• _Elenco dei compiti_:
#1 Rispondi a queste domande basandoti sul testo su Pierre Goldman.
(a) In quale sezione del festival di Cannes è stato presentato Il processo Goldman?
(b) Quanto tempo fa Kahn ha letto il libro scritto da Goldman?
(c) In quale festival il film è passato in anteprima italiana, e in quali giorni?
#2 Scrivi il seguito del testo su Pierre Goldman, partendo subito dopo l'ultima frase riportata.

• _Fonte_:
----------------------------------------

Per vent’anni Cédric Kahn ha sentito nella sua testa la voce di Pierre Goldman, militante di sinistra che negli anni settanta fu protagonista di svariate rapine, al centro di un processo che lo incriminava per due brutali omicidi. Sebbene l’uomo riconoscesse molti dei suoi reati, si dichiarò sempre innocente di fronte all’accusa degli assassini. Ma ciò che contraddistinse l’intellettuale di Lione, ebreo di origine polacche, fu la sua arte oratoria e la capacità di portare la gente dalla propria parte.

È infatti dal suo libro (Souvenirs obscurs d’un juif polonais né en France) che è stato ispirato Kahn, un’arringa personale sulla propria non colpevolezza, che l’autore ha voluto poi mettere in scena nel 2023 con Il processo Goldman, presentato alla 76esima edizione del festival di Cannes, nella sezione Quinzaine des Réalisateurs. Opera passata in anteprima italiana al festival francese Rendez-Vous, dal 3 al 7 aprile. Una riflessione politica su un decennio passato, che comunica con impressionante (e inaspettata) lucidità col presente.

Cosa l’ha colpita della storia di Pierre Goldman?

Vent’anni fa ho letto il libro che ha scritto in cui parlava della sua detenzione, dei genitori, una sorta di arringa personale. Il testo mi colpì molto, mi ha intrigato la personalità di un uomo che ha portato avanti a spada tratta la propria auto-difesa e la cui ambiguità ha lasciato tante domande, sia prima che dopo il processo.

Processo che è il fulcro principale della pellicola.

----------------------------------------

• _Righe di dati_:
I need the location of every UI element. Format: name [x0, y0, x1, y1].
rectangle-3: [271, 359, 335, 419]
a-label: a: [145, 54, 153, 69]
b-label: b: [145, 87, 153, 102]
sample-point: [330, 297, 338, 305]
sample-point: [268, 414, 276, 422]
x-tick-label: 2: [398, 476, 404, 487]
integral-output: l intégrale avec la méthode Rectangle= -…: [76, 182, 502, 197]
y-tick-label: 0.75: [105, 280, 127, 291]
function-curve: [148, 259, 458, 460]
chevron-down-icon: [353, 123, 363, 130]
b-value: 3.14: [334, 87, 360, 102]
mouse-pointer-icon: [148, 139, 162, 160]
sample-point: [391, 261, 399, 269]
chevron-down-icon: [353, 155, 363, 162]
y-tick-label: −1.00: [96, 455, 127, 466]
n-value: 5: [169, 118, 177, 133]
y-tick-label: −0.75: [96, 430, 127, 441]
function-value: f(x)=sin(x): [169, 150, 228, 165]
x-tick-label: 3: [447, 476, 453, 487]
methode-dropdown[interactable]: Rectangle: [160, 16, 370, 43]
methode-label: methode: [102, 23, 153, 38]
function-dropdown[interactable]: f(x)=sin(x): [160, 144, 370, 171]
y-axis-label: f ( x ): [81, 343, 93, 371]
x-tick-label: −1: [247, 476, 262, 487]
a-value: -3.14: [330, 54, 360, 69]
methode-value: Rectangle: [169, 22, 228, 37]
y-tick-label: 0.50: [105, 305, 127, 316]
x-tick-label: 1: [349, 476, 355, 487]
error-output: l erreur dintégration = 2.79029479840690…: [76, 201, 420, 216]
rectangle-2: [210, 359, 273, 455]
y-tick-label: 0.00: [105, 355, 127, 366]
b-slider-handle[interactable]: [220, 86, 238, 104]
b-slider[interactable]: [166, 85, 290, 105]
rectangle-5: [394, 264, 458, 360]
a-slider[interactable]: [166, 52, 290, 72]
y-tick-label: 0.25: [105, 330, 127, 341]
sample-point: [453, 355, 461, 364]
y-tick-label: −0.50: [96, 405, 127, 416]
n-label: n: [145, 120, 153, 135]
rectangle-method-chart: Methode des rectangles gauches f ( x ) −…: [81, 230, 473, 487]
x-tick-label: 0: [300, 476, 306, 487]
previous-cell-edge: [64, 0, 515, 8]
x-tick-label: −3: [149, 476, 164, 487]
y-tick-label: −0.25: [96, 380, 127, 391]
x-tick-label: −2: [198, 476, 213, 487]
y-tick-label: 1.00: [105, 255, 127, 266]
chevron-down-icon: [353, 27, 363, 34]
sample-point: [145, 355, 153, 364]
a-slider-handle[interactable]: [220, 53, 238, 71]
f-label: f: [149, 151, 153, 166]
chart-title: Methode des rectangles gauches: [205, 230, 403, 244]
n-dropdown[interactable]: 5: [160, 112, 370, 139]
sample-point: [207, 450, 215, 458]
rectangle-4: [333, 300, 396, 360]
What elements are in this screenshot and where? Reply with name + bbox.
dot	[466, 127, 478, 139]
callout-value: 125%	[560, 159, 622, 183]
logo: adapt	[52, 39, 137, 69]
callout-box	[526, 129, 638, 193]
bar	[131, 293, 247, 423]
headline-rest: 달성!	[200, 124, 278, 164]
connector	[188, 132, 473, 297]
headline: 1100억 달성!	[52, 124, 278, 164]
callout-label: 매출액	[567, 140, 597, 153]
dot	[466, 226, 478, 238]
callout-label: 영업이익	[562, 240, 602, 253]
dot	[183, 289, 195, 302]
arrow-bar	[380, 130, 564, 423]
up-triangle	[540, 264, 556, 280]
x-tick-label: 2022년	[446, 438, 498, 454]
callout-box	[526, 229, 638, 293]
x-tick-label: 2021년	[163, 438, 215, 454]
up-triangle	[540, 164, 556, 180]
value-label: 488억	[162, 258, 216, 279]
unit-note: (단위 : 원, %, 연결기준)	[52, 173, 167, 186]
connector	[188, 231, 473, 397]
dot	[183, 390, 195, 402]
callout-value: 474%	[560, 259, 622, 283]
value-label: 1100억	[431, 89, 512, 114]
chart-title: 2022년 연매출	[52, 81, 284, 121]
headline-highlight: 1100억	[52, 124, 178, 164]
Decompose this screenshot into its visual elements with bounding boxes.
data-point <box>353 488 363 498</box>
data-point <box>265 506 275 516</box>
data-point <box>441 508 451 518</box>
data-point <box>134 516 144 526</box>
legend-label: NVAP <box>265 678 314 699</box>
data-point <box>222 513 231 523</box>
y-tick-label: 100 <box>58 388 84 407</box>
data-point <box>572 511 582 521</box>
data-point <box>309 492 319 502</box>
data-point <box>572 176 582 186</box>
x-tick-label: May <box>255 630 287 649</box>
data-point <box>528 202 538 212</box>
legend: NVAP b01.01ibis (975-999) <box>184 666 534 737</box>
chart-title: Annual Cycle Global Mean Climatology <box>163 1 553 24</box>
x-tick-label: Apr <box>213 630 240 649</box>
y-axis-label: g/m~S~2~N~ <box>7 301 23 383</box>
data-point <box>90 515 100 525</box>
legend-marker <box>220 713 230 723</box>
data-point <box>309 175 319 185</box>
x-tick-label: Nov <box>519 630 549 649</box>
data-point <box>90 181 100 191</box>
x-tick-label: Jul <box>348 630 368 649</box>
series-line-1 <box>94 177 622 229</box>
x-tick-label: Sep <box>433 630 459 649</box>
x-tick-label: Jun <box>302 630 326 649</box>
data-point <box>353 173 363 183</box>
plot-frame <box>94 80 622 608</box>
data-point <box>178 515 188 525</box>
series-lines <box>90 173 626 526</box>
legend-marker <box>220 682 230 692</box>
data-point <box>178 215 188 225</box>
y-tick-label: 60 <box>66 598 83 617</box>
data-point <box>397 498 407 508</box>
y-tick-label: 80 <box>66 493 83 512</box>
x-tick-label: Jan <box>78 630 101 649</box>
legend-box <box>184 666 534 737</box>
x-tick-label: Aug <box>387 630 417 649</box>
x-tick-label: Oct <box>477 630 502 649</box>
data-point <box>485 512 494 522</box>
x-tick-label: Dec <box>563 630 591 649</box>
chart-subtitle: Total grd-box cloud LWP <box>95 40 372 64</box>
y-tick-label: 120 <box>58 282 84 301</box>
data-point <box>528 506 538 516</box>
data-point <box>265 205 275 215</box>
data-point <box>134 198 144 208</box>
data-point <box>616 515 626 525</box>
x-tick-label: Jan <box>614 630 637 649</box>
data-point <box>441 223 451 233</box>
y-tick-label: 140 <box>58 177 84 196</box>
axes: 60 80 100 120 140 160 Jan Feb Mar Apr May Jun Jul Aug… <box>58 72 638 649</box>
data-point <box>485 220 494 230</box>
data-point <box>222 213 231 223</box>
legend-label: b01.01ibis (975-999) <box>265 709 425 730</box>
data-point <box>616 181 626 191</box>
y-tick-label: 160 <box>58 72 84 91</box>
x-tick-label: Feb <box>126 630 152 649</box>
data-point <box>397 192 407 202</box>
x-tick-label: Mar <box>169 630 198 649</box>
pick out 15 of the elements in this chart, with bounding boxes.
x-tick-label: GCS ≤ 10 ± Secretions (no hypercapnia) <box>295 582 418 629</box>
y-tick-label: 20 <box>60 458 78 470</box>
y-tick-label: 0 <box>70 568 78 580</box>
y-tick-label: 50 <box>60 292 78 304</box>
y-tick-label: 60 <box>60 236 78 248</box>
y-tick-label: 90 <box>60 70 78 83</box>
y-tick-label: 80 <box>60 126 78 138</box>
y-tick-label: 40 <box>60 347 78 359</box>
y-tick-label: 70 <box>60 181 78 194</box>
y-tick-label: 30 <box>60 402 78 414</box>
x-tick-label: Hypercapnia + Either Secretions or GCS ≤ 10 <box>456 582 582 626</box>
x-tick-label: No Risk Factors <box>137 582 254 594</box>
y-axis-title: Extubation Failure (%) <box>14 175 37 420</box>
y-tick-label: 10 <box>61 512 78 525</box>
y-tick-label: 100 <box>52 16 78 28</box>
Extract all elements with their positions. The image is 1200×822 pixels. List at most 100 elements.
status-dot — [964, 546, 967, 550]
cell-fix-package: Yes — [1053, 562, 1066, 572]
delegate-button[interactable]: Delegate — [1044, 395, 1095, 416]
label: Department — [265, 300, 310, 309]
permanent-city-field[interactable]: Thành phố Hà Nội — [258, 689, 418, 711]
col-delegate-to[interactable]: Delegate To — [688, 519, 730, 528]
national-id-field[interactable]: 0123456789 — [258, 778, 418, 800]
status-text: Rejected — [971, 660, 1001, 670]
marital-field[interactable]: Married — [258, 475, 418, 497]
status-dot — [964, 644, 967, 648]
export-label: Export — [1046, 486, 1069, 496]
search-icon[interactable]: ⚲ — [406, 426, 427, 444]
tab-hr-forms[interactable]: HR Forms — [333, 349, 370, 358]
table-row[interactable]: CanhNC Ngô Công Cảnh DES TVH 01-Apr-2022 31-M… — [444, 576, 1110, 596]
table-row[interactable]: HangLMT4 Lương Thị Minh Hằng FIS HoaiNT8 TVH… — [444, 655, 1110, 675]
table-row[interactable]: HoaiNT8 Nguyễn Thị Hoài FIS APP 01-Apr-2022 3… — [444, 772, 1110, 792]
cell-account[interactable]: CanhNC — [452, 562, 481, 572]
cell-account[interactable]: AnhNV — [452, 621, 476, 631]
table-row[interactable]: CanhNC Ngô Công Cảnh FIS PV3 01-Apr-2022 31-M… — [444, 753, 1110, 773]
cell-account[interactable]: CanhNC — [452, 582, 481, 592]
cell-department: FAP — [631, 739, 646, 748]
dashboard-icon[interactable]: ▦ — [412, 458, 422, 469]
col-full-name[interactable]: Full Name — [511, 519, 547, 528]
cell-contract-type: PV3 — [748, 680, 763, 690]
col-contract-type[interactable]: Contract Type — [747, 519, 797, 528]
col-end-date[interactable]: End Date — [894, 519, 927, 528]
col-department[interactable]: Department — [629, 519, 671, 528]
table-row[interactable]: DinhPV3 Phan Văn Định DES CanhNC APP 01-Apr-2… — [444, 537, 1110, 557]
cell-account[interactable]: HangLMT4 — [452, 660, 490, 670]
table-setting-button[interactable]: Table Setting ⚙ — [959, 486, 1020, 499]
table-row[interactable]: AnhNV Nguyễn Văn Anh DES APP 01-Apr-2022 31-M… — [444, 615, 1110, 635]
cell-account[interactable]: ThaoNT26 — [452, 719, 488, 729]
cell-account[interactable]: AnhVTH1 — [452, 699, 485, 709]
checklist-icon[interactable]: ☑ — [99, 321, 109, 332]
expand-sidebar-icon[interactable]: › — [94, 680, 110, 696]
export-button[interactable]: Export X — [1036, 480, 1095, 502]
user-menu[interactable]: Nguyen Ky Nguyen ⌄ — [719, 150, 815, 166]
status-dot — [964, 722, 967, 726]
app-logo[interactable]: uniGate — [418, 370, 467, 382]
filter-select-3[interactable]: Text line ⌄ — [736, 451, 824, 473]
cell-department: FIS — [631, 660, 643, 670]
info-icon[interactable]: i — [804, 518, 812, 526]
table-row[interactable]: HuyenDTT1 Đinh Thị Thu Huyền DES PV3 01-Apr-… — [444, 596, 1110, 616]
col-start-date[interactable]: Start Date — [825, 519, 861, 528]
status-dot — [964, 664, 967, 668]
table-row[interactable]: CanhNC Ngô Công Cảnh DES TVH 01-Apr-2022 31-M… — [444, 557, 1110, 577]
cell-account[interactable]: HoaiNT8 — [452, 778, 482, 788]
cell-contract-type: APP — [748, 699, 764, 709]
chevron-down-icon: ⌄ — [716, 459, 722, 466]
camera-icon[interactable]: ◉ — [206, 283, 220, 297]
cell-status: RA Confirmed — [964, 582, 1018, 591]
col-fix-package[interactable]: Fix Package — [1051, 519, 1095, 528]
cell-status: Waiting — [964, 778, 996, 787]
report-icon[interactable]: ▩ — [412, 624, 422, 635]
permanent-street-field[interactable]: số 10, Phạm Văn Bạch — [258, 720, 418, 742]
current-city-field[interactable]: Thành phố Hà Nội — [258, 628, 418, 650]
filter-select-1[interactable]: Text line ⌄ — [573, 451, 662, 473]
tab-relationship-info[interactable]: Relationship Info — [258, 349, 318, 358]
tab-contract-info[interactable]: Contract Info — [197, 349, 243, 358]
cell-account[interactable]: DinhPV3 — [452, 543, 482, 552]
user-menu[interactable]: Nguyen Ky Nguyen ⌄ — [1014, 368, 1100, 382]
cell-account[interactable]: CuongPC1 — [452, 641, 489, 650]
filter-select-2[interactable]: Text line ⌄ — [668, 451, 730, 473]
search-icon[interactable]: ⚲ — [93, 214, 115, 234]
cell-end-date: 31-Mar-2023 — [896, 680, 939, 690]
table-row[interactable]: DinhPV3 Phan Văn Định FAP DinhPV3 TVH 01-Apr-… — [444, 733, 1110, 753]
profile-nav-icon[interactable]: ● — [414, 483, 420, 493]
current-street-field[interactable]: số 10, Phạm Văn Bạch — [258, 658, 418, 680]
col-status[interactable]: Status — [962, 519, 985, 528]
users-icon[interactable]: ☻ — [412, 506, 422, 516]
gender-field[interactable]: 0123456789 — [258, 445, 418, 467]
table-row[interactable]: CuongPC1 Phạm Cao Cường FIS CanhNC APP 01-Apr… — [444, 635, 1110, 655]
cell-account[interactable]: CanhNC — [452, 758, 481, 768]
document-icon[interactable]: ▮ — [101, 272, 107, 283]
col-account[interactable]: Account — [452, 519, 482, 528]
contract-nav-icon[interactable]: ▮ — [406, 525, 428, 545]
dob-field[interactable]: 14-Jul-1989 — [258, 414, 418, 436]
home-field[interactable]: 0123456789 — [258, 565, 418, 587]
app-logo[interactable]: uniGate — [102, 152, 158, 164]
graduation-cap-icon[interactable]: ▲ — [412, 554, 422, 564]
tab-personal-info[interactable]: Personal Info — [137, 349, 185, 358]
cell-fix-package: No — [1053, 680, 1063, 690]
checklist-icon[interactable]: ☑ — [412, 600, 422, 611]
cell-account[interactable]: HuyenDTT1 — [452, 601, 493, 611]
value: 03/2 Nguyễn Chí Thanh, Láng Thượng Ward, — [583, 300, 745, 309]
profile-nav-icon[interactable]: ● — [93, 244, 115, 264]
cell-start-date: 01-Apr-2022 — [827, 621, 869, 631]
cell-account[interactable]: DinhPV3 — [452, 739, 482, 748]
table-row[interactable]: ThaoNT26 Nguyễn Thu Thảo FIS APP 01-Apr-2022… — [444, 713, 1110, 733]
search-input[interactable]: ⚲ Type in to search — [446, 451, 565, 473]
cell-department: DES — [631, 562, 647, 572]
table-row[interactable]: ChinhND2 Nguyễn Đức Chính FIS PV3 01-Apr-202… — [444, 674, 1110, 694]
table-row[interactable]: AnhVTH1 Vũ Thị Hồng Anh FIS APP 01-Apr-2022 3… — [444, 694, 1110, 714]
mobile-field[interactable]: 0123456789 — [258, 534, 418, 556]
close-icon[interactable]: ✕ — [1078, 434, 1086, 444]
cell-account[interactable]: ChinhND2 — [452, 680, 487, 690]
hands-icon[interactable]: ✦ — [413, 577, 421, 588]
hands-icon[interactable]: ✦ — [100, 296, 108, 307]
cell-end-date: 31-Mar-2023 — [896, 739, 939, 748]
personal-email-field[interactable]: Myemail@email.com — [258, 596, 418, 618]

----------------------------------------

• _Risposte_:
#1
(a) Nella sezione Quinzaine des Réalisateurs.
(b) Vent'anni fa.
(c) Al festival francese Rendez-Vous, dal 3 al 7 aprile.

#2
Era il quadro migliore in cui descrivere un simile carattere. Volevo fare un film sulla parola. Non su di lui. Sulla parola. Sono rimasto affascinato dall’uso della dialettica di Goldman, il suo descrivere se stesso e il mondo esterno attraverso l’eloquio. Fin da subito ho capito che sarebbe stata questa la chiave con cui avrei voluto raccontare la storia.

E perché se aveva tutto chiaro ci sono voluti comunque vent’anni?

Ho continuato a rifletterci per tanto tempo. In effetti ero più volte sul punto di cominciare questa avventura, ma c’erano sempre difficoltà pratiche o non ero mai sicuro da qualche angolazione prendere un argomento come l’ebraismo, così ampio e articolato. Però mi è sempre rimasto in testa. Come se Goldman continuasse a ripetermi: “Non dimenticarti di me, non dimenticarti di me”. È il segnale migliore per fare un film. Non sono io che inseguo il soggetto, ma è il soggetto che continua a cercare me. È come ricevere una chiamata. Potrei quasi dire che è come se Goldman mi si fosse rivelato.

Come ha approfondito l’argomento? Ha attinto da materiale d’archivio?

Oltre al libro, mi sono basato sui giornali usciti all’epoca. Da lì ho ricreato tutto, in un connubio tra messinscena e realtà, che è poi il cuore della dialettica, e del cinema stesso. Saper rendere vero tutto ciò che è falso.

L’ebraismo, come da lei citato, è una questione centrale nel processo che riguardò Pierre Goldman. Il che rende l’argomento più attuale che mai. Come vive questo inaspettato, ma immediato collegamento col conflitto tra Israele e Palestina?

Non l’ho scelto. Non ho cercato di inseguire l’attualità. È successo. Il processo a Goldman è stato presentato in anteprima al festival di Cannes lo scorso anno ed è poi uscito nelle sale francesi una settimana prima il 7 ottobre 2023. Non ci sono collegamenti volontari con la realtà, anche perché ogni volta che il cinema cerca di inquadrare il presente, per forza di cose, quando arriva sullo schermo è già “passato”. Tra tempi di produzione, di riprese e distribuzione si arriva inevitabilmente in ritardo. È pur vero che il cinema ha i suoi tempi che determinano alcune coincidenze. Ma quando penso a un mio film non guardo mai al qui e ora, vorrei saper girare pellicole che puntino sulla lunga durata, e che risultino appetibili anche nel corso degli anni.

A proposito di coincidenze, nel film c’è un dialogo tra gli avvocati di Goldman che, a suo modo, si ricollega al discorso tanto contestato di Jonathan Glazer degli Oscar 2024. Un’altra coincidenza.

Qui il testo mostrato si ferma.